[Items from a figure collection]
-------------------------
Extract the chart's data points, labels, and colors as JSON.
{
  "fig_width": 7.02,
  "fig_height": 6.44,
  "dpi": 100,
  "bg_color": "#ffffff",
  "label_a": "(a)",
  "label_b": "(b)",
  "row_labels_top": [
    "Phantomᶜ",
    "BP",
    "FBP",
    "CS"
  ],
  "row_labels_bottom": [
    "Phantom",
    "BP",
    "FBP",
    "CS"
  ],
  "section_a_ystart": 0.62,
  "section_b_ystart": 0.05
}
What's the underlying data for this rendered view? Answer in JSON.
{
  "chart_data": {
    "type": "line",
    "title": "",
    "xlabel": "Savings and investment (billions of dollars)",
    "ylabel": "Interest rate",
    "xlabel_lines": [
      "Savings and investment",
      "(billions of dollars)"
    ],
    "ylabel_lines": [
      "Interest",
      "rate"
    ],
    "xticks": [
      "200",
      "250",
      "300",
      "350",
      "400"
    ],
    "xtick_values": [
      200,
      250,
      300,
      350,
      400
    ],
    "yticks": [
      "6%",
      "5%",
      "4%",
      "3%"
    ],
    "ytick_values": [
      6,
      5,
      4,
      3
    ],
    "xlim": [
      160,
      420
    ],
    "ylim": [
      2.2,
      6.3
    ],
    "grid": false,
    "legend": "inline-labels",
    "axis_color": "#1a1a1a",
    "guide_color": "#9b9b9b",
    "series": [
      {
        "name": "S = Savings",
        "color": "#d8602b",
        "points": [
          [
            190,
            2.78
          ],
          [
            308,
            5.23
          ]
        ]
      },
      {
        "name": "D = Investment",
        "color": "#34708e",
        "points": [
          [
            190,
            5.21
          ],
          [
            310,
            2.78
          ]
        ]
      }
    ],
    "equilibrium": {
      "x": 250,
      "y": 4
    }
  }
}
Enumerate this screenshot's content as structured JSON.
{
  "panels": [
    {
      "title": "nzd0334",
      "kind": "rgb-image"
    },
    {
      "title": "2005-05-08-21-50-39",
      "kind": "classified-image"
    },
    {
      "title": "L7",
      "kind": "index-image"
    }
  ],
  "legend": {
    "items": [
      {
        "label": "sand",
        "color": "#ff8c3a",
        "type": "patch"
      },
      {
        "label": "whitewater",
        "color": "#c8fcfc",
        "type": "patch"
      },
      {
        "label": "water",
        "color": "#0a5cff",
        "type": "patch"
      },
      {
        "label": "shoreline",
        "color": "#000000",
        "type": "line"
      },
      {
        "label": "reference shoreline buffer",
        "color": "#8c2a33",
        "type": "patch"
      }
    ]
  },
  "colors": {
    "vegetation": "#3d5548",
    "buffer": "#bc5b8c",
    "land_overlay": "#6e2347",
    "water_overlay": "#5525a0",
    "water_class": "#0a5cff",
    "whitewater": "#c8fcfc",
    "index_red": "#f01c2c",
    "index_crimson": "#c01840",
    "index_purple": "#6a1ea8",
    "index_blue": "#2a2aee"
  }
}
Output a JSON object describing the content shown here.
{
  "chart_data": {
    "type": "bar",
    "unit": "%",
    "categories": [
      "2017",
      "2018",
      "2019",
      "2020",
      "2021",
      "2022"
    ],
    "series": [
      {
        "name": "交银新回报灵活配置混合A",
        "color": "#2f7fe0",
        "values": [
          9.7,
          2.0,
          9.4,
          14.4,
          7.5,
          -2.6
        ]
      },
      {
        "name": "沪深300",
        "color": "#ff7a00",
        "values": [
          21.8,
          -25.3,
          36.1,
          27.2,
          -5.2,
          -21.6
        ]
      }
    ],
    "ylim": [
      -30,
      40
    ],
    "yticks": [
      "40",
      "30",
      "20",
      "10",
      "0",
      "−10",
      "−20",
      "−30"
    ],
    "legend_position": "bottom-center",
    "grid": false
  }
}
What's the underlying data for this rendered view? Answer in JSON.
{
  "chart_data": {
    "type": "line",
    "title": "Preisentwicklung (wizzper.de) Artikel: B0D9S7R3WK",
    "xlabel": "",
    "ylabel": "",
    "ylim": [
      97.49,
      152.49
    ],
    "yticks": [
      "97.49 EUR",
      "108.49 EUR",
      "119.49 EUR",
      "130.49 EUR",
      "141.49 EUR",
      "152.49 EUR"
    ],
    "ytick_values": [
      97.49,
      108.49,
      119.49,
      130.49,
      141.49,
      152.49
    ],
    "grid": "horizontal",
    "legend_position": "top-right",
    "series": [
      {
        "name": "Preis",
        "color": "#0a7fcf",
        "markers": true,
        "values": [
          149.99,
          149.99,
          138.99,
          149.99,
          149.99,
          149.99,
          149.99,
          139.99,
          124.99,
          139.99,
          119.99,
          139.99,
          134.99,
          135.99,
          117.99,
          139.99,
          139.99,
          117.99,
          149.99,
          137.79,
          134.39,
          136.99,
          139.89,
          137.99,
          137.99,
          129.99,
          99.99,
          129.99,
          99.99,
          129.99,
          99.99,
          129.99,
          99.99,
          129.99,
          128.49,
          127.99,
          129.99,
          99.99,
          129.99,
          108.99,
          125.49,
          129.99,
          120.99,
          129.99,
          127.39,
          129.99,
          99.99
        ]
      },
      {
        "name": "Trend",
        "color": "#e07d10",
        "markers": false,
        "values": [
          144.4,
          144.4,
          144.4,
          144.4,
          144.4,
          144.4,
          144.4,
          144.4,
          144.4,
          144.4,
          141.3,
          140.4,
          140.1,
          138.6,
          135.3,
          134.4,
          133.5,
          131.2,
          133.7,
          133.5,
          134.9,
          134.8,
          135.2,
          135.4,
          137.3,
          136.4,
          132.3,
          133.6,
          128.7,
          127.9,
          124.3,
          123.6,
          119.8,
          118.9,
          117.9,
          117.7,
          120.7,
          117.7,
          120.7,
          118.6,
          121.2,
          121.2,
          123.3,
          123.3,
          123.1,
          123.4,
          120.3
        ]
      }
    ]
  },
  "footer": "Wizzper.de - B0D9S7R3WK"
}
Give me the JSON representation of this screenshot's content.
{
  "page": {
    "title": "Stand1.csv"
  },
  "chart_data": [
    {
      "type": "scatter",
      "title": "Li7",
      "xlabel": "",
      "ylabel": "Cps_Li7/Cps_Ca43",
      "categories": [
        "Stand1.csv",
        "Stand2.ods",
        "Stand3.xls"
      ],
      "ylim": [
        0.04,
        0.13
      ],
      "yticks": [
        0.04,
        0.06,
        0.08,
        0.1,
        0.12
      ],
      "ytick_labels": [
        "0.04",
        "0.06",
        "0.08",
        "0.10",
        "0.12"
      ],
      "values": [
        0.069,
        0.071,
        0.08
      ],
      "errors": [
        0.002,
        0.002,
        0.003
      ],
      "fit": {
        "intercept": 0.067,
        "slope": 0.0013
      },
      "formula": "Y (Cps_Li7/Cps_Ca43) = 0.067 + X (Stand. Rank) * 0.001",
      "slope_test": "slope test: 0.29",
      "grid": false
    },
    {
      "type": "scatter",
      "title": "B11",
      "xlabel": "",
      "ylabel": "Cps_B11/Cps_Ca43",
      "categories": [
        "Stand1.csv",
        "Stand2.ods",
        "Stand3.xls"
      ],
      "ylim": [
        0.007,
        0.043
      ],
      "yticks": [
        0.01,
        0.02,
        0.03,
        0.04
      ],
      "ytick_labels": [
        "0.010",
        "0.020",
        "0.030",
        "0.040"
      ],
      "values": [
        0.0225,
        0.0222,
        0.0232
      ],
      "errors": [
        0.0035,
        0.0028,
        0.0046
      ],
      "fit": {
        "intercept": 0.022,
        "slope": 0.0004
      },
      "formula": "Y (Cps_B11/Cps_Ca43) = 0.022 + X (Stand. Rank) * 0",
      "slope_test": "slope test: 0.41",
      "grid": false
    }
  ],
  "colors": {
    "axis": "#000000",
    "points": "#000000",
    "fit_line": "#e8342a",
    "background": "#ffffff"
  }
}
-------------------------
* **EXERCISE OBJECTIVE**
Pick each line holding the word "false" out of the data and copy it.

* **REPLY TO THE EXERCISE**
    "grid": false,
    "grid": false
        "markers": false,
      "grid": false
      "grid": false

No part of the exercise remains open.